Restate the entries below word for word, omitting nothing.

▶ **Data listing**
───

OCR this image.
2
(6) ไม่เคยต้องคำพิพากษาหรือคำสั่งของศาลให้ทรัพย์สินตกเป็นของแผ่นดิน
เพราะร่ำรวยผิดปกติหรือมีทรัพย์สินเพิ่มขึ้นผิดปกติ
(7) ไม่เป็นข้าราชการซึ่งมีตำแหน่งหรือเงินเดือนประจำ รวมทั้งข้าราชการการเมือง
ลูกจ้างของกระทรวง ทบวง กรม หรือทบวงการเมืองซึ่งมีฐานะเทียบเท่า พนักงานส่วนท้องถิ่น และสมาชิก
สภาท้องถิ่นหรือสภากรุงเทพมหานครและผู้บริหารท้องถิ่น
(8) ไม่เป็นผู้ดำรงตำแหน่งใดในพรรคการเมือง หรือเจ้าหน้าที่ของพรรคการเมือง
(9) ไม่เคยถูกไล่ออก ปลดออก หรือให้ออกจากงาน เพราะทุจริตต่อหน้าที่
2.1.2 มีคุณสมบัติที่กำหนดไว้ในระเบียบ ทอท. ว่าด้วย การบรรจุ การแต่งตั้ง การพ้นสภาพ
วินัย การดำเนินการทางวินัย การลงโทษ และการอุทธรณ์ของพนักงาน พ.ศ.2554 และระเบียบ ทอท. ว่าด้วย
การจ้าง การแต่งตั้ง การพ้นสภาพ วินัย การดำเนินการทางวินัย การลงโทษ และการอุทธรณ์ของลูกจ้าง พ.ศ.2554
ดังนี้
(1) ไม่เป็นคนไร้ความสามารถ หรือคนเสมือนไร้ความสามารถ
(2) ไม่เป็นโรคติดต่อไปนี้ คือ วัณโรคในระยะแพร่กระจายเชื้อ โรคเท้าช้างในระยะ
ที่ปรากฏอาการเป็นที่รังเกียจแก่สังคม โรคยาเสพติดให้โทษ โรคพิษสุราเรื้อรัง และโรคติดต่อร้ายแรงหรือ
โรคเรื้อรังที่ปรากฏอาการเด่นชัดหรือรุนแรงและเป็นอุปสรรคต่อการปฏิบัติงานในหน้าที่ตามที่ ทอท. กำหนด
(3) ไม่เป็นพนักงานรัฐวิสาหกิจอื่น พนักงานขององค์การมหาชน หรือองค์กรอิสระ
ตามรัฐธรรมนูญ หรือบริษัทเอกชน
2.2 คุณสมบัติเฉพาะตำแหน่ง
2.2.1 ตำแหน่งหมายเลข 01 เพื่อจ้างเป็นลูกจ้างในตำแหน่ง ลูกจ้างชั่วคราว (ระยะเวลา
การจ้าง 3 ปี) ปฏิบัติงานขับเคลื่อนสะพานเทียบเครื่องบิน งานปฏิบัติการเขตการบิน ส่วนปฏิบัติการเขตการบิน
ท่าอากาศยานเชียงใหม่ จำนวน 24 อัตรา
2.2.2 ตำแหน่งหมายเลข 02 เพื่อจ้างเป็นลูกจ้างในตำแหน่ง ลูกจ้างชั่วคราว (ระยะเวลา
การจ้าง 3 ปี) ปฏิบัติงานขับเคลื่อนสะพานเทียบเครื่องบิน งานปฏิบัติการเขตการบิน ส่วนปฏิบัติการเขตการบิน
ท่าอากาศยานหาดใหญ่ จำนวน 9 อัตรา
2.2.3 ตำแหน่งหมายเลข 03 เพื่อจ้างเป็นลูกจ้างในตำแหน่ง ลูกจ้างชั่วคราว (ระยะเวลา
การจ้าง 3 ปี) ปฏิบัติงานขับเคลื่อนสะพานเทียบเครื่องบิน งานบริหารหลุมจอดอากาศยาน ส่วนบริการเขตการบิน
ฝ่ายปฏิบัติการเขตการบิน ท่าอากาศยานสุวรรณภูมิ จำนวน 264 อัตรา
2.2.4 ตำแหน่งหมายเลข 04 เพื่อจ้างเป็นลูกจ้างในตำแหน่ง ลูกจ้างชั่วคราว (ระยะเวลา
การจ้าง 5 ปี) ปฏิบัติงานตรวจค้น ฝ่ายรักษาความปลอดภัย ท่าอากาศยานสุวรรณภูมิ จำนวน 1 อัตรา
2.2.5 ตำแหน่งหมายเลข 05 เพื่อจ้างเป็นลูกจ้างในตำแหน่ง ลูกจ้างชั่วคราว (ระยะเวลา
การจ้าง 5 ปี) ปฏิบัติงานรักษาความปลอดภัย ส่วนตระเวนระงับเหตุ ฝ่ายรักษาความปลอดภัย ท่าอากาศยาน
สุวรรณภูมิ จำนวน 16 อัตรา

───

▶ **Solution to the exercise**
OCR this image.
2
(6) ไม่เคยต้องคำพิพากษาหรือคำสั่งของศาลให้ทรัพย์สินตกเป็นของแผ่นดิน
เพราะร่ำรวยผิดปกติหรือมีทรัพย์สินเพิ่มขึ้นผิดปกติ
(7) ไม่เป็นข้าราชการซึ่งมีตำแหน่งหรือเงินเดือนประจำ รวมทั้งข้าราชการการเมือง
ลูกจ้างของกระทรวง ทบวง กรม หรือทบวงการเมืองซึ่งมีฐานะเทียบเท่า พนักงานส่วนท้องถิ่น และสมาชิก
สภาท้องถิ่นหรือสภากรุงเทพมหานครและผู้บริหารท้องถิ่น
(8) ไม่เป็นผู้ดำรงตำแหน่งใดในพรรคการเมือง หรือเจ้าหน้าที่ของพรรคการเมือง
(9) ไม่เคยถูกไล่ออก ปลดออก หรือให้ออกจากงาน เพราะทุจริตต่อหน้าที่
2.1.2 มีคุณสมบัติที่กำหนดไว้ในระเบียบ ทอท. ว่าด้วย การบรรจุ การแต่งตั้ง การพ้นสภาพ
วินัย การดำเนินการทางวินัย การลงโทษ และการอุทธรณ์ของพนักงาน พ.ศ.2554 และระเบียบ ทอท. ว่าด้วย
การจ้าง การแต่งตั้ง การพ้นสภาพ วินัย การดำเนินการทางวินัย การลงโทษ และการอุทธรณ์ของลูกจ้าง พ.ศ.2554
ดังนี้
(1) ไม่เป็นคนไร้ความสามารถ หรือคนเสมือนไร้ความสามารถ
(2) ไม่เป็นโรคติดต่อไปนี้ คือ วัณโรคในระยะแพร่กระจายเชื้อ โรคเท้าช้างในระยะ
ที่ปรากฏอาการเป็นที่รังเกียจแก่สังคม โรคยาเสพติดให้โทษ โรคพิษสุราเรื้อรัง และโรคติดต่อร้ายแรงหรือ
โรคเรื้อรังที่ปรากฏอาการเด่นชัดหรือรุนแรงและเป็นอุปสรรคต่อการปฏิบัติงานในหน้าที่ตามที่ ทอท. กำหนด
(3) ไม่เป็นพนักงานรัฐวิสาหกิจอื่น พนักงานขององค์การมหาชน หรือองค์กรอิสระ
ตามรัฐธรรมนูญ หรือบริษัทเอกชน
2.2 คุณสมบัติเฉพาะตำแหน่ง
2.2.1 ตำแหน่งหมายเลข 01 เพื่อจ้างเป็นลูกจ้างในตำแหน่ง ลูกจ้างชั่วคราว (ระยะเวลา
การจ้าง 3 ปี) ปฏิบัติงานขับเคลื่อนสะพานเทียบเครื่องบิน งานปฏิบัติการเขตการบิน ส่วนปฏิบัติการเขตการบิน
ท่าอากาศยานเชียงใหม่ จำนวน 24 อัตรา
2.2.2 ตำแหน่งหมายเลข 02 เพื่อจ้างเป็นลูกจ้างในตำแหน่ง ลูกจ้างชั่วคราว (ระยะเวลา
การจ้าง 3 ปี) ปฏิบัติงานขับเคลื่อนสะพานเทียบเครื่องบิน งานปฏิบัติการเขตการบิน ส่วนปฏิบัติการเขตการบิน
ท่าอากาศยานหาดใหญ่ จำนวน 9 อัตรา
2.2.3 ตำแหน่งหมายเลข 03 เพื่อจ้างเป็นลูกจ้างในตำแหน่ง ลูกจ้างชั่วคราว (ระยะเวลา
การจ้าง 3 ปี) ปฏิบัติงานขับเคลื่อนสะพานเทียบเครื่องบิน งานบริหารหลุมจอดอากาศยาน ส่วนบริการเขตการบิน
ฝ่ายปฏิบัติการเขตการบิน ท่าอากาศยานสุวรรณภูมิ จำนวน 264 อัตรา
2.2.4 ตำแหน่งหมายเลข 04 เพื่อจ้างเป็นลูกจ้างในตำแหน่ง ลูกจ้างชั่วคราว (ระยะเวลา
การจ้าง 5 ปี) ปฏิบัติงานตรวจค้น ฝ่ายรักษาความปลอดภัย ท่าอากาศยานสุวรรณภูมิ จำนวน 1 อัตรา
2.2.5 ตำแหน่งหมายเลข 05 เพื่อจ้างเป็นลูกจ้างในตำแหน่ง ลูกจ้างชั่วคราว (ระยะเวลา
การจ้าง 5 ปี) ปฏิบัติงานรักษาความปลอดภัย ส่วนตระเวนระงับเหตุ ฝ่ายรักษาความปลอดภัย ท่าอากาศยาน
สุวรรณภูมิ จำนวน 16 อัตรา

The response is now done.